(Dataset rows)
================
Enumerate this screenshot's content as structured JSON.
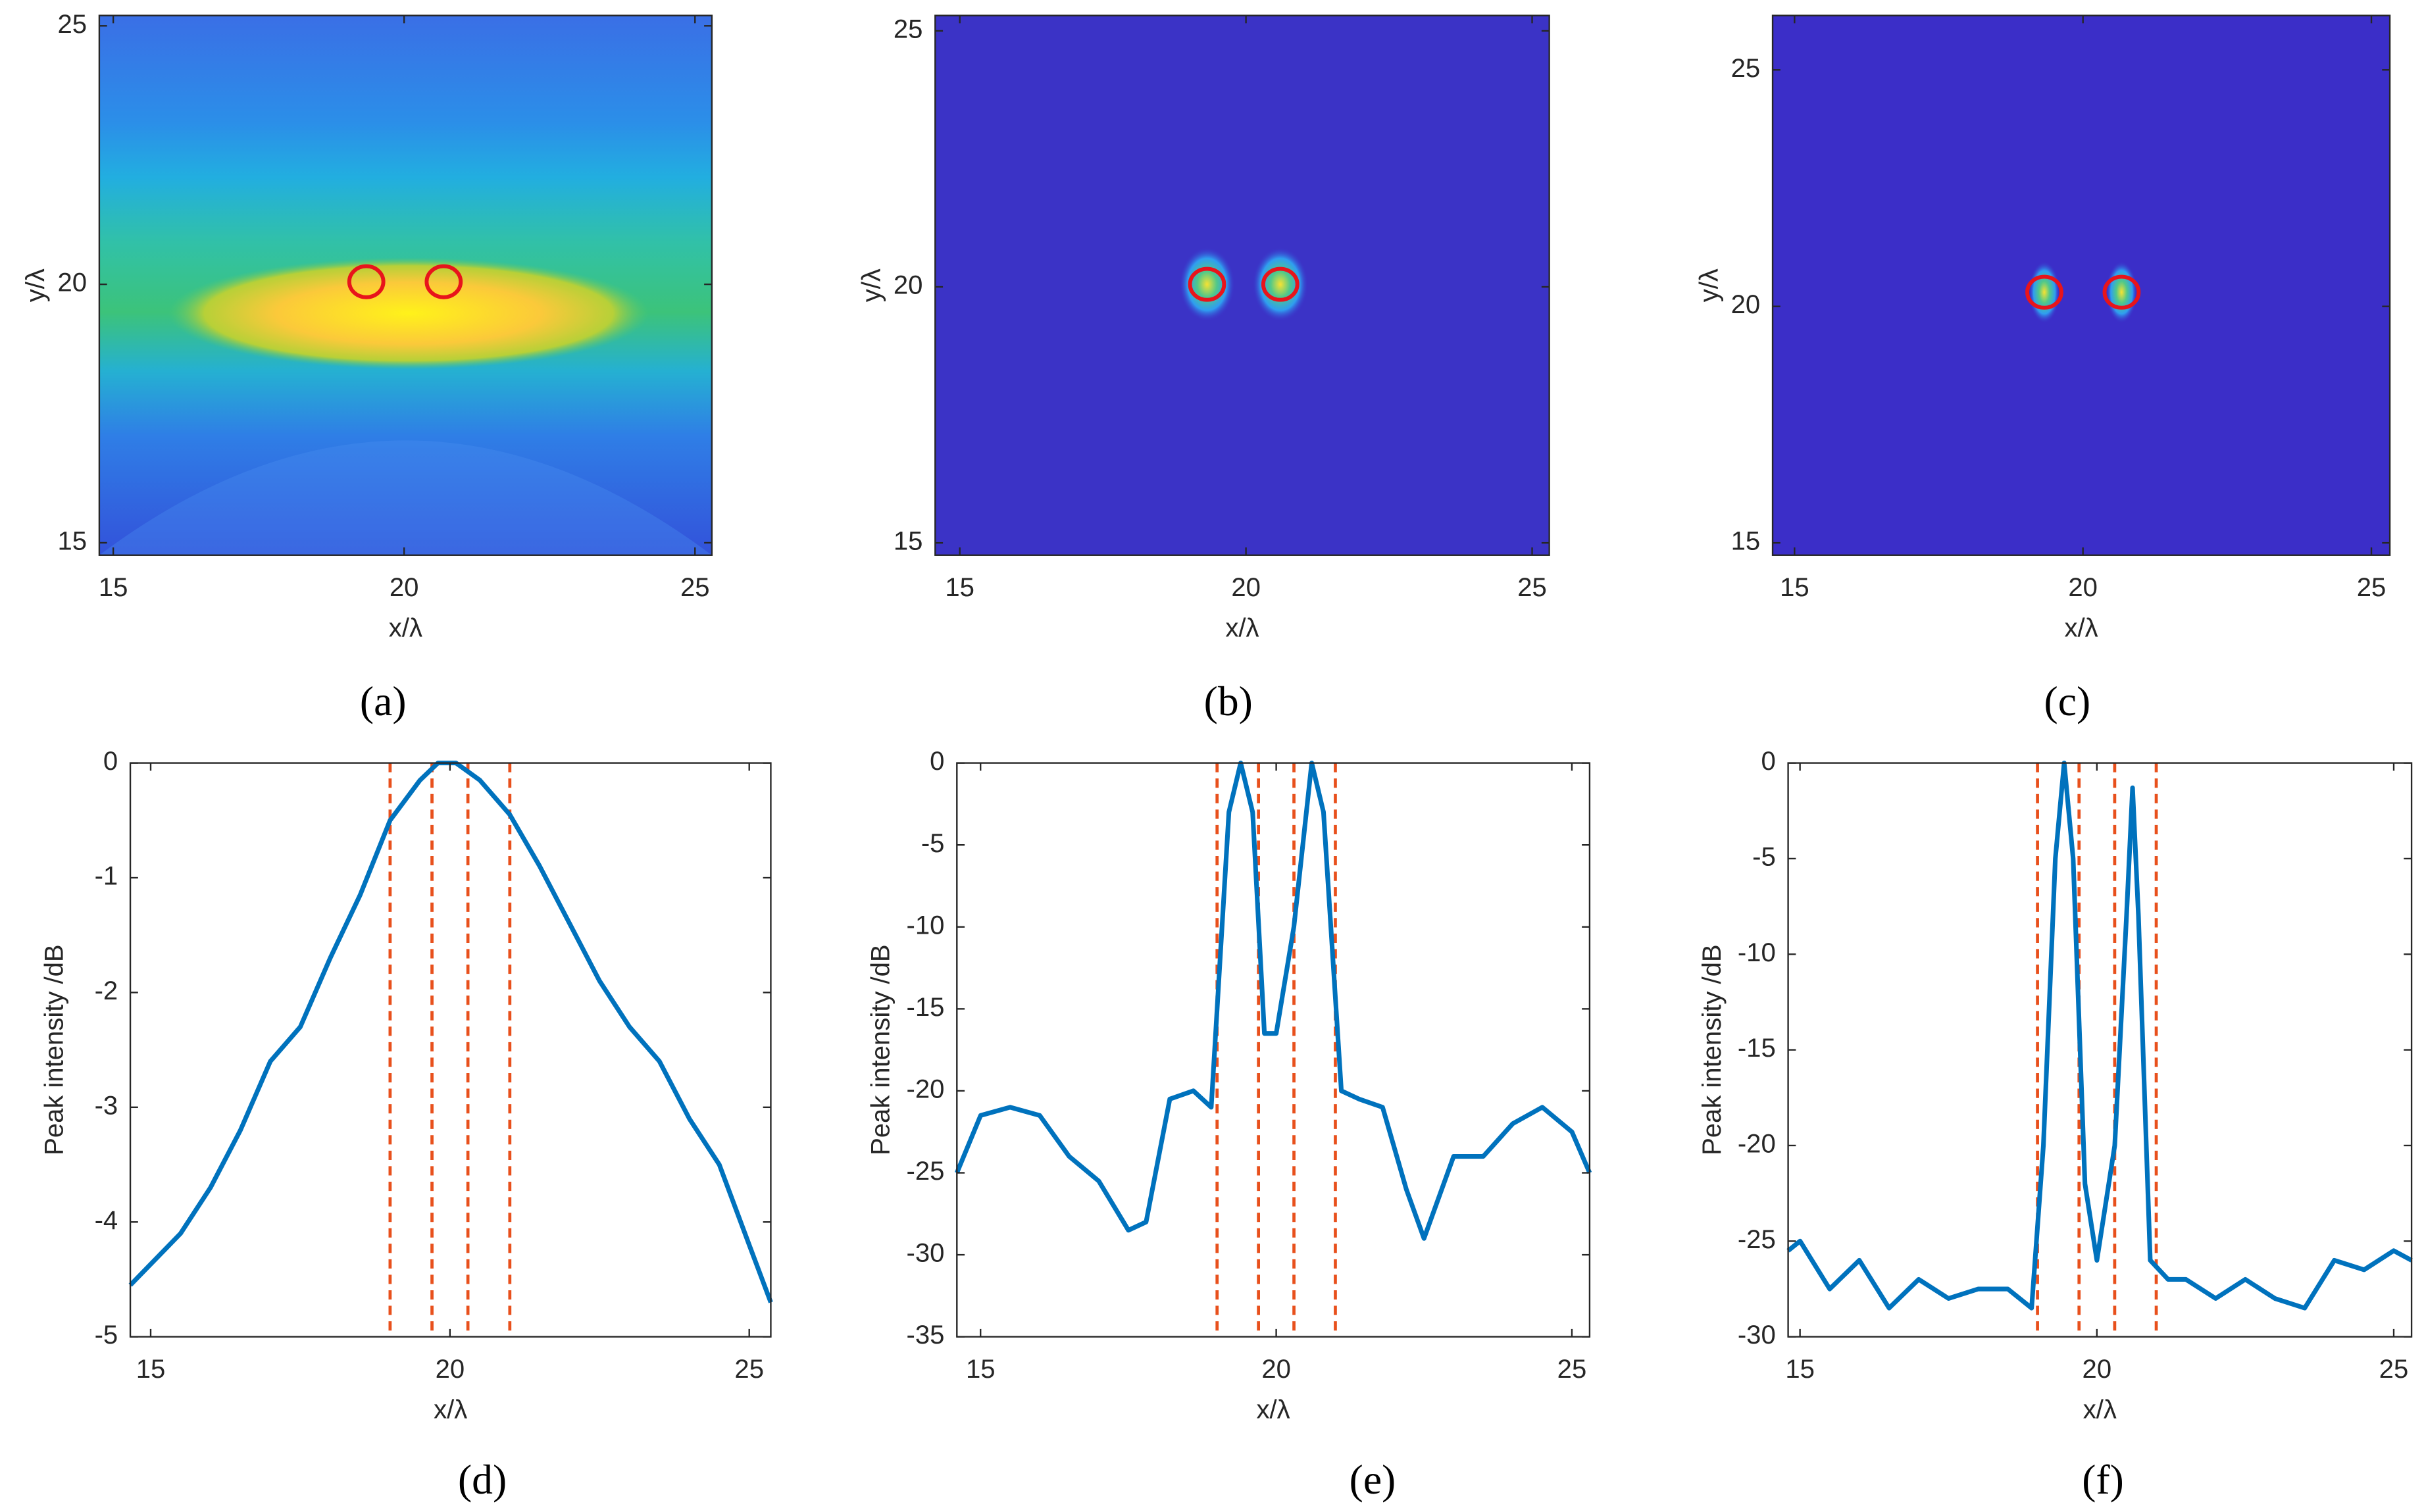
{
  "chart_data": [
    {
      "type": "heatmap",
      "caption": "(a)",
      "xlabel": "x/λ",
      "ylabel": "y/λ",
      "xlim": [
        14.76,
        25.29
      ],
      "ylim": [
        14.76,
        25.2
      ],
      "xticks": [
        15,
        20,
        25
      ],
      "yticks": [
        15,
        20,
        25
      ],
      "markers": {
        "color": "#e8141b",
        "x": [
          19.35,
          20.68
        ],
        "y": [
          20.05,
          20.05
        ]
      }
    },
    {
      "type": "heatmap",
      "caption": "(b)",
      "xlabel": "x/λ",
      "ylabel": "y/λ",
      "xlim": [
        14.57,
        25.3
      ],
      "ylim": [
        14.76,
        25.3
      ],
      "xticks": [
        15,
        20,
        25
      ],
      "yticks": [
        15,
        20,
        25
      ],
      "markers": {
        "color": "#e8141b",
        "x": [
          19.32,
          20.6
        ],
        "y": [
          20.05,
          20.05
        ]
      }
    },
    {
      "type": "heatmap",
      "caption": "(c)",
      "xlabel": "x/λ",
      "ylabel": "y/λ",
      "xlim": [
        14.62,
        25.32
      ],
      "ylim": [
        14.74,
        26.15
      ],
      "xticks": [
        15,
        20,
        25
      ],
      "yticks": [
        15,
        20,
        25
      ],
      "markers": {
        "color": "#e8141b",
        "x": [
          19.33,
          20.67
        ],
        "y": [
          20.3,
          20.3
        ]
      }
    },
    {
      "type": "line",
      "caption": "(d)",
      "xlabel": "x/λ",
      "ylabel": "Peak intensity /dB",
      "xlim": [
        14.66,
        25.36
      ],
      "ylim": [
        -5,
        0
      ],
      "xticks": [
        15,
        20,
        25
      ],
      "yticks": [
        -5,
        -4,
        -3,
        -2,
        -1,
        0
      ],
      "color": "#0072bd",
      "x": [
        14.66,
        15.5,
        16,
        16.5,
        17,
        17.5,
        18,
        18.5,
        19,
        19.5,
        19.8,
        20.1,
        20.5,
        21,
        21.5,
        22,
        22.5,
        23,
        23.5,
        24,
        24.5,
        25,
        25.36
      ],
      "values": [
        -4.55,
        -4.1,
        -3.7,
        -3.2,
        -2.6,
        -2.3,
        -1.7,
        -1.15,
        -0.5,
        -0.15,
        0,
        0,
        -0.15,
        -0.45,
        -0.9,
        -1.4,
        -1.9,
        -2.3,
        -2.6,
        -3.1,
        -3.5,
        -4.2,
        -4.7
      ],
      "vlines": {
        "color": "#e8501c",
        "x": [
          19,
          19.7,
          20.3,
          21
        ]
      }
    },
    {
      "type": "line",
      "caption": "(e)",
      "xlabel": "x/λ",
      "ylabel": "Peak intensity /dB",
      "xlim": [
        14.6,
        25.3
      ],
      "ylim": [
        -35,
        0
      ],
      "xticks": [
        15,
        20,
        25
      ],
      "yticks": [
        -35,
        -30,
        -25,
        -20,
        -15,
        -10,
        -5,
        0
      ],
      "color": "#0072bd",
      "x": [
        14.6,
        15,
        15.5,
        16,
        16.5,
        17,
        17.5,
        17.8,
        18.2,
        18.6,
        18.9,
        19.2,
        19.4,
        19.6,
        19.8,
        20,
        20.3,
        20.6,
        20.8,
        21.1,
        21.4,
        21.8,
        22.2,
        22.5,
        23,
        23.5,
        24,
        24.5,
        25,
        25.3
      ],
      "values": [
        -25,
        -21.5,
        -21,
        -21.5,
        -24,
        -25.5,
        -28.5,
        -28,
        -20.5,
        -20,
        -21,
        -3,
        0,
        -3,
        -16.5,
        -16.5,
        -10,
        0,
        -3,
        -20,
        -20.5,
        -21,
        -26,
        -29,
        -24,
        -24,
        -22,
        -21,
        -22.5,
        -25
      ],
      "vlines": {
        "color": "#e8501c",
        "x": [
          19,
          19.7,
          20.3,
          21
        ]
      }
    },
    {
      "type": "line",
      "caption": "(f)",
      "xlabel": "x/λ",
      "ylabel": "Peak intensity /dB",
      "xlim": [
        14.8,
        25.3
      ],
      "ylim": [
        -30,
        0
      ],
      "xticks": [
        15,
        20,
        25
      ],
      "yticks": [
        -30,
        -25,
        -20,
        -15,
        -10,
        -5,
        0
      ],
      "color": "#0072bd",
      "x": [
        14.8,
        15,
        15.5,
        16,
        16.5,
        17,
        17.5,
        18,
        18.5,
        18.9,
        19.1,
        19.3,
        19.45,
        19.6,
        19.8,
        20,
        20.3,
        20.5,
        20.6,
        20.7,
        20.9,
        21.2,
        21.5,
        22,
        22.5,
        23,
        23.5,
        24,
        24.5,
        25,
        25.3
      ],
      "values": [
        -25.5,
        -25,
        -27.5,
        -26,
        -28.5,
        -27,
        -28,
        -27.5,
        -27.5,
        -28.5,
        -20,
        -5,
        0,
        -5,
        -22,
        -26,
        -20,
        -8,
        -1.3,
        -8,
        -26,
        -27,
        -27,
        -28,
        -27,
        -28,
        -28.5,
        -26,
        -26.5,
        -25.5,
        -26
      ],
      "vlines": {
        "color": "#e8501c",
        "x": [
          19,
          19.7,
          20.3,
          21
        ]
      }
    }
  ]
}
================
Exercise description :: Without including any pictures, please restate all the records exactly.

Solved problem ::
Enumerate this screenshot's content as structured JSON.
{
  "chart_data": [
    {
      "type": "heatmap",
      "caption": "(a)",
      "xlabel": "x/λ",
      "ylabel": "y/λ",
      "xlim": [
        14.76,
        25.29
      ],
      "ylim": [
        14.76,
        25.2
      ],
      "xticks": [
        15,
        20,
        25
      ],
      "yticks": [
        15,
        20,
        25
      ],
      "markers": {
        "color": "#e8141b",
        "x": [
          19.35,
          20.68
        ],
        "y": [
          20.05,
          20.05
        ]
      }
    },
    {
      "type": "heatmap",
      "caption": "(b)",
      "xlabel": "x/λ",
      "ylabel": "y/λ",
      "xlim": [
        14.57,
        25.3
      ],
      "ylim": [
        14.76,
        25.3
      ],
      "xticks": [
        15,
        20,
        25
      ],
      "yticks": [
        15,
        20,
        25
      ],
      "markers": {
        "color": "#e8141b",
        "x": [
          19.32,
          20.6
        ],
        "y": [
          20.05,
          20.05
        ]
      }
    },
    {
      "type": "heatmap",
      "caption": "(c)",
      "xlabel": "x/λ",
      "ylabel": "y/λ",
      "xlim": [
        14.62,
        25.32
      ],
      "ylim": [
        14.74,
        26.15
      ],
      "xticks": [
        15,
        20,
        25
      ],
      "yticks": [
        15,
        20,
        25
      ],
      "markers": {
        "color": "#e8141b",
        "x": [
          19.33,
          20.67
        ],
        "y": [
          20.3,
          20.3
        ]
      }
    },
    {
      "type": "line",
      "caption": "(d)",
      "xlabel": "x/λ",
      "ylabel": "Peak intensity /dB",
      "xlim": [
        14.66,
        25.36
      ],
      "ylim": [
        -5,
        0
      ],
      "xticks": [
        15,
        20,
        25
      ],
      "yticks": [
        -5,
        -4,
        -3,
        -2,
        -1,
        0
      ],
      "color": "#0072bd",
      "x": [
        14.66,
        15.5,
        16,
        16.5,
        17,
        17.5,
        18,
        18.5,
        19,
        19.5,
        19.8,
        20.1,
        20.5,
        21,
        21.5,
        22,
        22.5,
        23,
        23.5,
        24,
        24.5,
        25,
        25.36
      ],
      "values": [
        -4.55,
        -4.1,
        -3.7,
        -3.2,
        -2.6,
        -2.3,
        -1.7,
        -1.15,
        -0.5,
        -0.15,
        0,
        0,
        -0.15,
        -0.45,
        -0.9,
        -1.4,
        -1.9,
        -2.3,
        -2.6,
        -3.1,
        -3.5,
        -4.2,
        -4.7
      ],
      "vlines": {
        "color": "#e8501c",
        "x": [
          19,
          19.7,
          20.3,
          21
        ]
      }
    },
    {
      "type": "line",
      "caption": "(e)",
      "xlabel": "x/λ",
      "ylabel": "Peak intensity /dB",
      "xlim": [
        14.6,
        25.3
      ],
      "ylim": [
        -35,
        0
      ],
      "xticks": [
        15,
        20,
        25
      ],
      "yticks": [
        -35,
        -30,
        -25,
        -20,
        -15,
        -10,
        -5,
        0
      ],
      "color": "#0072bd",
      "x": [
        14.6,
        15,
        15.5,
        16,
        16.5,
        17,
        17.5,
        17.8,
        18.2,
        18.6,
        18.9,
        19.2,
        19.4,
        19.6,
        19.8,
        20,
        20.3,
        20.6,
        20.8,
        21.1,
        21.4,
        21.8,
        22.2,
        22.5,
        23,
        23.5,
        24,
        24.5,
        25,
        25.3
      ],
      "values": [
        -25,
        -21.5,
        -21,
        -21.5,
        -24,
        -25.5,
        -28.5,
        -28,
        -20.5,
        -20,
        -21,
        -3,
        0,
        -3,
        -16.5,
        -16.5,
        -10,
        0,
        -3,
        -20,
        -20.5,
        -21,
        -26,
        -29,
        -24,
        -24,
        -22,
        -21,
        -22.5,
        -25
      ],
      "vlines": {
        "color": "#e8501c",
        "x": [
          19,
          19.7,
          20.3,
          21
        ]
      }
    },
    {
      "type": "line",
      "caption": "(f)",
      "xlabel": "x/λ",
      "ylabel": "Peak intensity /dB",
      "xlim": [
        14.8,
        25.3
      ],
      "ylim": [
        -30,
        0
      ],
      "xticks": [
        15,
        20,
        25
      ],
      "yticks": [
        -30,
        -25,
        -20,
        -15,
        -10,
        -5,
        0
      ],
      "color": "#0072bd",
      "x": [
        14.8,
        15,
        15.5,
        16,
        16.5,
        17,
        17.5,
        18,
        18.5,
        18.9,
        19.1,
        19.3,
        19.45,
        19.6,
        19.8,
        20,
        20.3,
        20.5,
        20.6,
        20.7,
        20.9,
        21.2,
        21.5,
        22,
        22.5,
        23,
        23.5,
        24,
        24.5,
        25,
        25.3
      ],
      "values": [
        -25.5,
        -25,
        -27.5,
        -26,
        -28.5,
        -27,
        -28,
        -27.5,
        -27.5,
        -28.5,
        -20,
        -5,
        0,
        -5,
        -22,
        -26,
        -20,
        -8,
        -1.3,
        -8,
        -26,
        -27,
        -27,
        -28,
        -27,
        -28,
        -28.5,
        -26,
        -26.5,
        -25.5,
        -26
      ],
      "vlines": {
        "color": "#e8501c",
        "x": [
          19,
          19.7,
          20.3,
          21
        ]
      }
    }
  ]
}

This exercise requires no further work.